Dataset:
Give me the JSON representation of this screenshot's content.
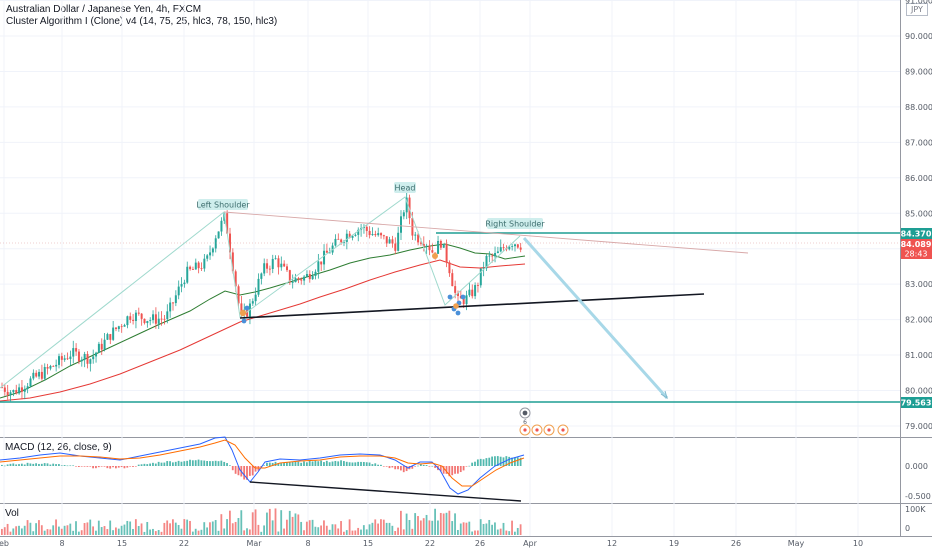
{
  "header": {
    "symbol_line": "Australian Dollar / Japanese Yen, 4h, FXCM",
    "indicator_line": "Cluster Algorithm I (Clone) v4 (14, 75, 25, hlc3, 78, 150, hlc3)"
  },
  "currency": "JPY",
  "macd_label": "MACD (12, 26, close, 9)",
  "vol_label": "Vol",
  "price_ticks": [
    "91.000",
    "90.000",
    "89.000",
    "88.000",
    "87.000",
    "86.000",
    "85.000",
    "84.000",
    "83.000",
    "82.000",
    "81.000",
    "80.000",
    "79.000"
  ],
  "price_tick_values": [
    91,
    90,
    89,
    88,
    87,
    86,
    85,
    84,
    83,
    82,
    81,
    80,
    79
  ],
  "macd_ticks": [
    "0.000",
    "-0.500"
  ],
  "vol_ticks": [
    "100K",
    "0"
  ],
  "x_ticks": [
    "eb",
    "8",
    "15",
    "22",
    "Mar",
    "8",
    "15",
    "22",
    "26",
    "Apr",
    "12",
    "19",
    "26",
    "May",
    "10"
  ],
  "price_labels": {
    "resistance": "84.370",
    "last": "84.089",
    "countdown": "28:43",
    "support": "79.563"
  },
  "annotations": {
    "left_shoulder": "Left Shoulder",
    "head": "Head",
    "right_shoulder": "Right Shoulder"
  },
  "colors": {
    "up": "#26a69a",
    "down": "#ef5350",
    "resistance": "#1e9e94",
    "ma_green": "#2e7d32",
    "ma_red": "#e53935",
    "macd": "#2962ff",
    "signal": "#ff6d00",
    "projection": "#a8d8e8"
  },
  "chart_data": {
    "type": "candlestick",
    "y_range": [
      78.6,
      91.05
    ],
    "key_levels": {
      "resistance": 84.37,
      "support": 79.563,
      "last": 84.089
    },
    "pattern": "head-and-shoulders",
    "points": [
      {
        "name": "Left Shoulder",
        "x": "Feb 27",
        "y": 84.95
      },
      {
        "name": "Head",
        "x": "Mar 19",
        "y": 85.45
      },
      {
        "name": "Right Shoulder",
        "x": "Mar 29",
        "y": 84.35
      }
    ]
  }
}
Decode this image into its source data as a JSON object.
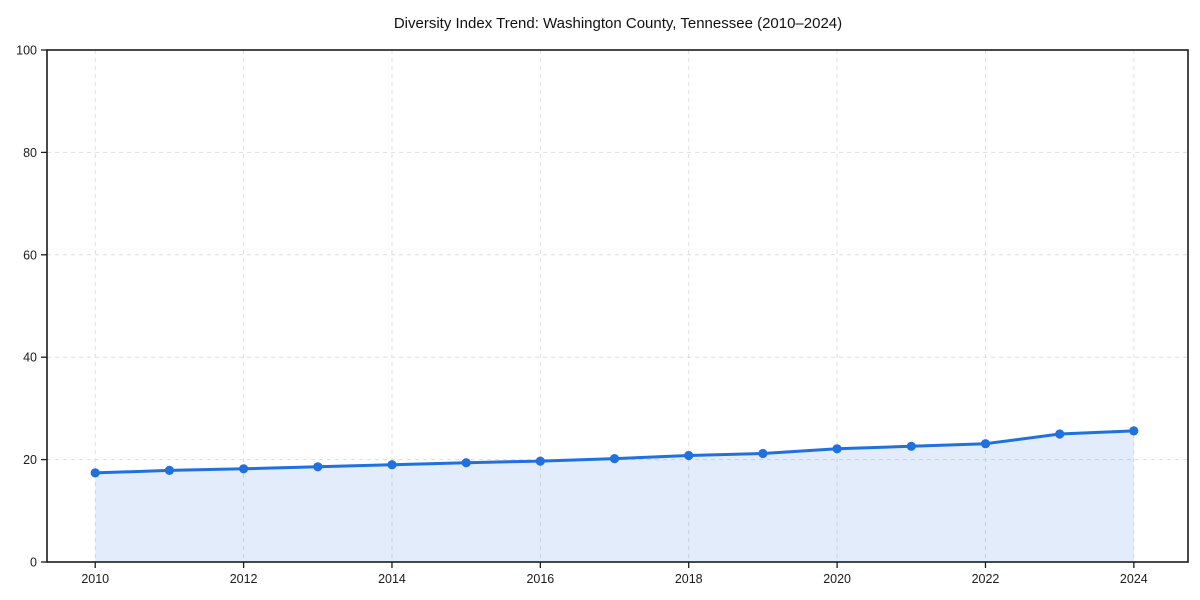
{
  "page": {
    "background": "#ffffff"
  },
  "chart_data": {
    "type": "area",
    "title": "Diversity Index Trend: Washington County, Tennessee (2010–2024)",
    "x": [
      2010,
      2011,
      2012,
      2013,
      2014,
      2015,
      2016,
      2017,
      2018,
      2019,
      2020,
      2021,
      2022,
      2023,
      2024
    ],
    "series": [
      {
        "name": "Diversity Index",
        "values": [
          17.4,
          17.9,
          18.2,
          18.6,
          19.0,
          19.4,
          19.7,
          20.2,
          20.8,
          21.2,
          22.1,
          22.6,
          23.1,
          25.0,
          25.6
        ]
      }
    ],
    "xlabel": "",
    "ylabel": "",
    "xlim": [
      2009.35,
      2024.73
    ],
    "ylim": [
      0,
      100
    ],
    "xticks": [
      2010,
      2012,
      2014,
      2016,
      2018,
      2020,
      2022,
      2024
    ],
    "yticks": [
      0,
      20,
      40,
      60,
      80,
      100
    ],
    "grid": {
      "style": "dashed",
      "color": "#dedede",
      "horizontal": true,
      "vertical": true
    },
    "legend": "none",
    "marker": "circle",
    "colors": {
      "line": "#2170e0",
      "marker": "#2170e0",
      "fill": "rgba(33, 112, 224, 0.13)",
      "spine": "#1c1c1c",
      "tick": "#1c1c1c",
      "tick_label": "#1c1c1c",
      "title": "#111111",
      "background": "#ffffff"
    }
  }
}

Set problem:
Quote the data above in full and without alteration; skip the pictures.

Expected output:
Give me the JSON representation of this screenshot's content.
{
  "header": {
    "symbol_line": "Australian Dollar / Japanese Yen, 4h, FXCM",
    "indicator_line": "Cluster Algorithm I (Clone) v4 (14, 75, 25, hlc3, 78, 150, hlc3)"
  },
  "currency": "JPY",
  "macd_label": "MACD (12, 26, close, 9)",
  "vol_label": "Vol",
  "price_ticks": [
    "91.000",
    "90.000",
    "89.000",
    "88.000",
    "87.000",
    "86.000",
    "85.000",
    "84.000",
    "83.000",
    "82.000",
    "81.000",
    "80.000",
    "79.000"
  ],
  "price_tick_values": [
    91,
    90,
    89,
    88,
    87,
    86,
    85,
    84,
    83,
    82,
    81,
    80,
    79
  ],
  "macd_ticks": [
    "0.000",
    "-0.500"
  ],
  "vol_ticks": [
    "100K",
    "0"
  ],
  "x_ticks": [
    "eb",
    "8",
    "15",
    "22",
    "Mar",
    "8",
    "15",
    "22",
    "26",
    "Apr",
    "12",
    "19",
    "26",
    "May",
    "10"
  ],
  "price_labels": {
    "resistance": "84.370",
    "last": "84.089",
    "countdown": "28:43",
    "support": "79.563"
  },
  "annotations": {
    "left_shoulder": "Left Shoulder",
    "head": "Head",
    "right_shoulder": "Right Shoulder"
  },
  "colors": {
    "up": "#26a69a",
    "down": "#ef5350",
    "resistance": "#1e9e94",
    "ma_green": "#2e7d32",
    "ma_red": "#e53935",
    "macd": "#2962ff",
    "signal": "#ff6d00",
    "projection": "#a8d8e8"
  },
  "chart_data": {
    "type": "candlestick",
    "y_range": [
      78.6,
      91.05
    ],
    "key_levels": {
      "resistance": 84.37,
      "support": 79.563,
      "last": 84.089
    },
    "pattern": "head-and-shoulders",
    "points": [
      {
        "name": "Left Shoulder",
        "x": "Feb 27",
        "y": 84.95
      },
      {
        "name": "Head",
        "x": "Mar 19",
        "y": 85.45
      },
      {
        "name": "Right Shoulder",
        "x": "Mar 29",
        "y": 84.35
      }
    ]
  }
}
Decode this image into its source data as a JSON object.
{
  "page": {
    "background": "#ffffff"
  },
  "chart_data": {
    "type": "area",
    "title": "Diversity Index Trend: Washington County, Tennessee (2010–2024)",
    "x": [
      2010,
      2011,
      2012,
      2013,
      2014,
      2015,
      2016,
      2017,
      2018,
      2019,
      2020,
      2021,
      2022,
      2023,
      2024
    ],
    "series": [
      {
        "name": "Diversity Index",
        "values": [
          17.4,
          17.9,
          18.2,
          18.6,
          19.0,
          19.4,
          19.7,
          20.2,
          20.8,
          21.2,
          22.1,
          22.6,
          23.1,
          25.0,
          25.6
        ]
      }
    ],
    "xlabel": "",
    "ylabel": "",
    "xlim": [
      2009.35,
      2024.73
    ],
    "ylim": [
      0,
      100
    ],
    "xticks": [
      2010,
      2012,
      2014,
      2016,
      2018,
      2020,
      2022,
      2024
    ],
    "yticks": [
      0,
      20,
      40,
      60,
      80,
      100
    ],
    "grid": {
      "style": "dashed",
      "color": "#dedede",
      "horizontal": true,
      "vertical": true
    },
    "legend": "none",
    "marker": "circle",
    "colors": {
      "line": "#2170e0",
      "marker": "#2170e0",
      "fill": "rgba(33, 112, 224, 0.13)",
      "spine": "#1c1c1c",
      "tick": "#1c1c1c",
      "tick_label": "#1c1c1c",
      "title": "#111111",
      "background": "#ffffff"
    }
  }
}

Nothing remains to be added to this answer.